Saved entries
______________________________
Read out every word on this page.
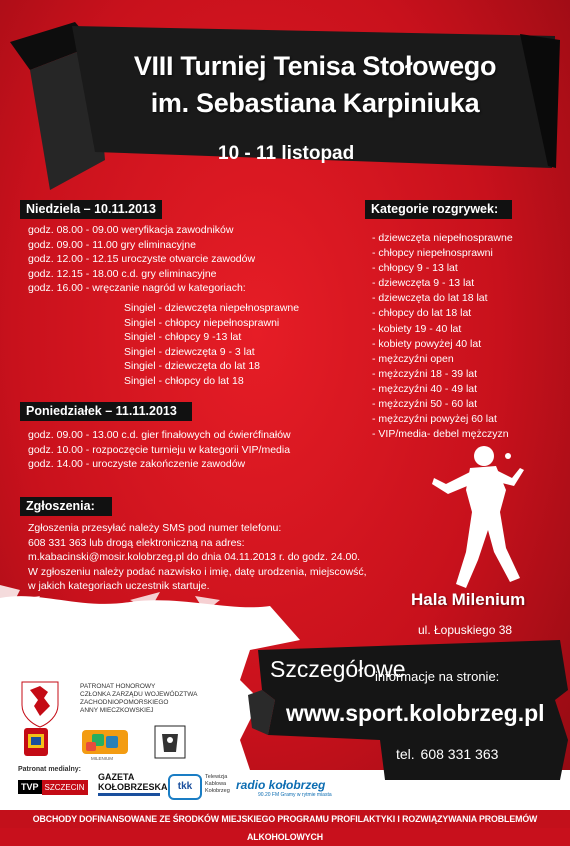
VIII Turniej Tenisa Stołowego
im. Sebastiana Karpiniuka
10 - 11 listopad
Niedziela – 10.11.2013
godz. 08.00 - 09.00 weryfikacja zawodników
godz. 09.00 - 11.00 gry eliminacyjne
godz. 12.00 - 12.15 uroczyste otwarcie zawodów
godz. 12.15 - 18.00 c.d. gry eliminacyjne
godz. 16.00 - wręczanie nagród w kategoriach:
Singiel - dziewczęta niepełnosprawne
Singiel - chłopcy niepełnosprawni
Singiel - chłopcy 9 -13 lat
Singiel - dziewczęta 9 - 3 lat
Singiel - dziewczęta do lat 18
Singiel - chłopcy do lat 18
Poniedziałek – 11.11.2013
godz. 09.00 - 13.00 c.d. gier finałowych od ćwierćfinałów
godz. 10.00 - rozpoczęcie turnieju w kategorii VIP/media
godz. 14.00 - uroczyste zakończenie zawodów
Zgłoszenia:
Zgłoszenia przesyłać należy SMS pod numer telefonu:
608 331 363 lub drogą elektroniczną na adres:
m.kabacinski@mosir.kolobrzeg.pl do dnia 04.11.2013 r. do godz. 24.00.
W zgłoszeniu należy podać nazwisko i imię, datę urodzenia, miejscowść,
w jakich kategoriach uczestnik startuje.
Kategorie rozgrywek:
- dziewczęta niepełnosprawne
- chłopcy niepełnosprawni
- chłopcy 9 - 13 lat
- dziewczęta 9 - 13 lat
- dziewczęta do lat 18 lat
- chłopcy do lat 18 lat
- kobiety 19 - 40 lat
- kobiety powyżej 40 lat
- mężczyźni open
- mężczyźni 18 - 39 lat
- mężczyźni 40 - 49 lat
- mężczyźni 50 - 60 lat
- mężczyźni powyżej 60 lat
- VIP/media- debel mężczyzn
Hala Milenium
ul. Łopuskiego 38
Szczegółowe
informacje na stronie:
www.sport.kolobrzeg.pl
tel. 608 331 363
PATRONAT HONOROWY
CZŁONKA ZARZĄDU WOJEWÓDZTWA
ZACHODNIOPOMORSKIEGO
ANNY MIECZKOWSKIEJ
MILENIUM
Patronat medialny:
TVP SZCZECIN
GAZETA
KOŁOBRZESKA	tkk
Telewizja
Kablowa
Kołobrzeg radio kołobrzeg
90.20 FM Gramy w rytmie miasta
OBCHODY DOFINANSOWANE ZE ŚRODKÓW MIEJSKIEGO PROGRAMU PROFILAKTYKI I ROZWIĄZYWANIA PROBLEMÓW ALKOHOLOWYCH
______________________________
• Task to carry out: Every line of the data should be copied as it stands, without the images.

• Output:
Read out every word on this page.
VIII Turniej Tenisa Stołowego
im. Sebastiana Karpiniuka
10 - 11 listopad
Niedziela – 10.11.2013
godz. 08.00 - 09.00 weryfikacja zawodników
godz. 09.00 - 11.00 gry eliminacyjne
godz. 12.00 - 12.15 uroczyste otwarcie zawodów
godz. 12.15 - 18.00 c.d. gry eliminacyjne
godz. 16.00 - wręczanie nagród w kategoriach:
Singiel - dziewczęta niepełnosprawne
Singiel - chłopcy niepełnosprawni
Singiel - chłopcy 9 -13 lat
Singiel - dziewczęta 9 - 3 lat
Singiel - dziewczęta do lat 18
Singiel - chłopcy do lat 18
Poniedziałek – 11.11.2013
godz. 09.00 - 13.00 c.d. gier finałowych od ćwierćfinałów
godz. 10.00 - rozpoczęcie turnieju w kategorii VIP/media
godz. 14.00 - uroczyste zakończenie zawodów
Zgłoszenia:
Zgłoszenia przesyłać należy SMS pod numer telefonu:
608 331 363 lub drogą elektroniczną na adres:
m.kabacinski@mosir.kolobrzeg.pl do dnia 04.11.2013 r. do godz. 24.00.
W zgłoszeniu należy podać nazwisko i imię, datę urodzenia, miejscowść,
w jakich kategoriach uczestnik startuje.
Kategorie rozgrywek:
- dziewczęta niepełnosprawne
- chłopcy niepełnosprawni
- chłopcy 9 - 13 lat
- dziewczęta 9 - 13 lat
- dziewczęta do lat 18 lat
- chłopcy do lat 18 lat
- kobiety 19 - 40 lat
- kobiety powyżej 40 lat
- mężczyźni open
- mężczyźni 18 - 39 lat
- mężczyźni 40 - 49 lat
- mężczyźni 50 - 60 lat
- mężczyźni powyżej 60 lat
- VIP/media- debel mężczyzn
Hala Milenium
ul. Łopuskiego 38
Szczegółowe
informacje na stronie:
www.sport.kolobrzeg.pl
tel. 608 331 363
PATRONAT HONOROWY
CZŁONKA ZARZĄDU WOJEWÓDZTWA
ZACHODNIOPOMORSKIEGO
ANNY MIECZKOWSKIEJ
MILENIUM
Patronat medialny:
TVP SZCZECIN
GAZETA
KOŁOBRZESKA	tkk
Telewizja
Kablowa
Kołobrzeg radio kołobrzeg
90.20 FM Gramy w rytmie miasta
OBCHODY DOFINANSOWANE ZE ŚRODKÓW MIEJSKIEGO PROGRAMU PROFILAKTYKI I ROZWIĄZYWANIA PROBLEMÓW ALKOHOLOWYCH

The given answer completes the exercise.